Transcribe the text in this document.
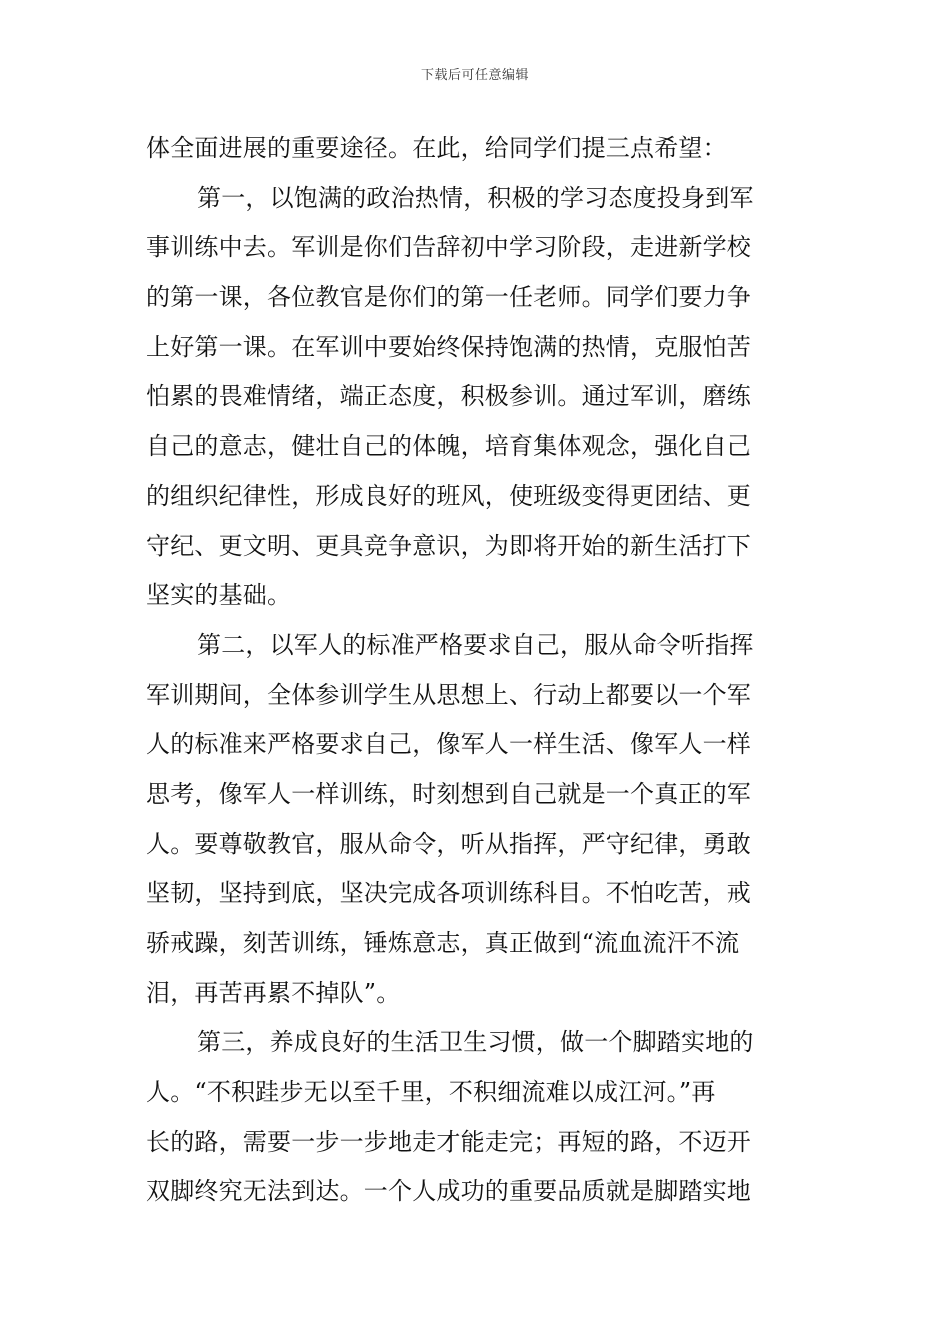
下载后可任意编辑
体全面进展的重要途径。在此，给同学们提三点希望：
第一，以饱满的政治热情，积极的学习态度投身到军
事训练中去。军训是你们告辞初中学习阶段，走进新学校
的第一课，各位教官是你们的第一任老师。同学们要力争
上好第一课。在军训中要始终保持饱满的热情，克服怕苦
怕累的畏难情绪，端正态度，积极参训。通过军训，磨练
自己的意志，健壮自己的体魄，培育集体观念，强化自己
的组织纪律性，形成良好的班风，使班级变得更团结、更
守纪、更文明、更具竞争意识，为即将开始的新生活打下
坚实的基础。
第二，以军人的标准严格要求自己，服从命令听指挥
军训期间，全体参训学生从思想上、行动上都要以一个军
人的标准来严格要求自己，像军人一样生活、像军人一样
思考，像军人一样训练，时刻想到自己就是一个真正的军
人。要尊敬教官，服从命令，听从指挥，严守纪律，勇敢
坚韧，坚持到底，坚决完成各项训练科目。不怕吃苦，戒
骄戒躁，刻苦训练，锤炼意志，真正做到“流血流汗不流
泪，再苦再累不掉队”。
第三，养成良好的生活卫生习惯，做一个脚踏实地的
人。“不积跬步无以至千里，不积细流难以成江河。”再
长的路，需要一步一步地走才能走完；再短的路，不迈开
双脚终究无法到达。一个人成功的重要品质就是脚踏实地
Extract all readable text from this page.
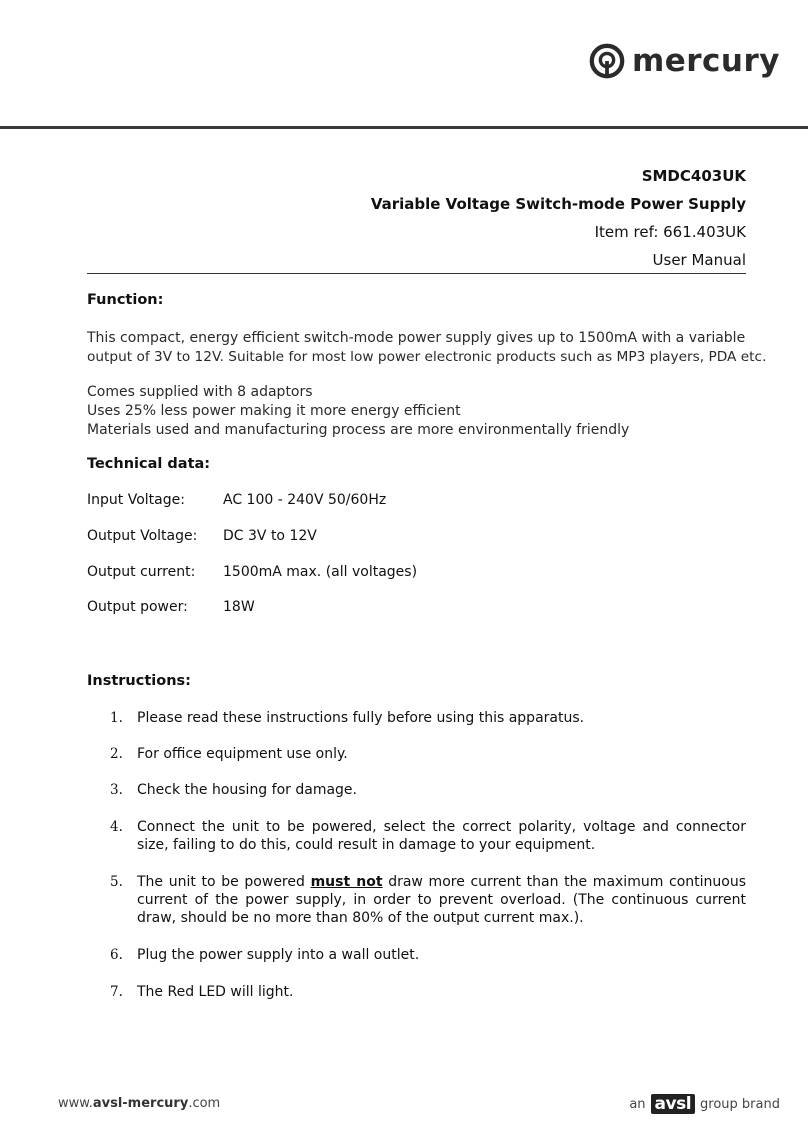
mercury
SMDC403UK
Variable Voltage Switch-mode Power Supply
Item ref: 661.403UK
User Manual
Function:
This compact, energy efficient switch-mode power supply gives up to 1500mA with a variable
output of 3V to 12V. Suitable for most low power electronic products such as MP3 players, PDA etc.
Comes supplied with 8 adaptors
Uses 25% less power making it more energy efficient
Materials used and manufacturing process are more environmentally friendly
Technical data:
Input Voltage:	AC 100 - 240V 50/60Hz
Output Voltage:	DC 3V to 12V
Output current:	1500mA max. (all voltages)
Output power:	18W
Instructions:
1.	Please read these instructions fully before using this apparatus.
2.	For office equipment use only.
3.	Check the housing for damage.
4.	Connect the unit to be powered, select the correct polarity, voltage and connector size, failing to do this, could result in damage to your equipment.
5.	The unit to be powered must not draw more current than the maximum continuous current of the power supply, in order to prevent overload. (The continuous current draw, should be no more than 80% of the output current max.).
6.	Plug the power supply into a wall outlet.
7.	The Red LED will light.
www.avsl-mercury.com	an avsl group brand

_ _ _

--- What is being asked ---
Without including any pictures, reproduce the listing exactly.

--- Correct response ---
Transcribe the text in this document.
下载后可任意编辑
体全面进展的重要途径。在此，给同学们提三点希望：
第一，以饱满的政治热情，积极的学习态度投身到军
事训练中去。军训是你们告辞初中学习阶段，走进新学校
的第一课，各位教官是你们的第一任老师。同学们要力争
上好第一课。在军训中要始终保持饱满的热情，克服怕苦
怕累的畏难情绪，端正态度，积极参训。通过军训，磨练
自己的意志，健壮自己的体魄，培育集体观念，强化自己
的组织纪律性，形成良好的班风，使班级变得更团结、更
守纪、更文明、更具竞争意识，为即将开始的新生活打下
坚实的基础。
第二，以军人的标准严格要求自己，服从命令听指挥
军训期间，全体参训学生从思想上、行动上都要以一个军
人的标准来严格要求自己，像军人一样生活、像军人一样
思考，像军人一样训练，时刻想到自己就是一个真正的军
人。要尊敬教官，服从命令，听从指挥，严守纪律，勇敢
坚韧，坚持到底，坚决完成各项训练科目。不怕吃苦，戒
骄戒躁，刻苦训练，锤炼意志，真正做到“流血流汗不流
泪，再苦再累不掉队”。
第三，养成良好的生活卫生习惯，做一个脚踏实地的
人。“不积跬步无以至千里，不积细流难以成江河。”再
长的路，需要一步一步地走才能走完；再短的路，不迈开
双脚终究无法到达。一个人成功的重要品质就是脚踏实地
Extract all readable text from this page.
mercury
SMDC403UK
Variable Voltage Switch-mode Power Supply
Item ref: 661.403UK
User Manual
Function:
This compact, energy efficient switch-mode power supply gives up to 1500mA with a variable
output of 3V to 12V. Suitable for most low power electronic products such as MP3 players, PDA etc.
Comes supplied with 8 adaptors
Uses 25% less power making it more energy efficient
Materials used and manufacturing process are more environmentally friendly
Technical data:
Input Voltage:	AC 100 - 240V 50/60Hz
Output Voltage:	DC 3V to 12V
Output current:	1500mA max. (all voltages)
Output power:	18W
Instructions:
1.	Please read these instructions fully before using this apparatus.
2.	For office equipment use only.
3.	Check the housing for damage.
4.	Connect the unit to be powered, select the correct polarity, voltage and connector size, failing to do this, could result in damage to your equipment.
5.	The unit to be powered must not draw more current than the maximum continuous current of the power supply, in order to prevent overload. (The continuous current draw, should be no more than 80% of the output current max.).
6.	Plug the power supply into a wall outlet.
7.	The Red LED will light.
www.avsl-mercury.com	an avsl group brand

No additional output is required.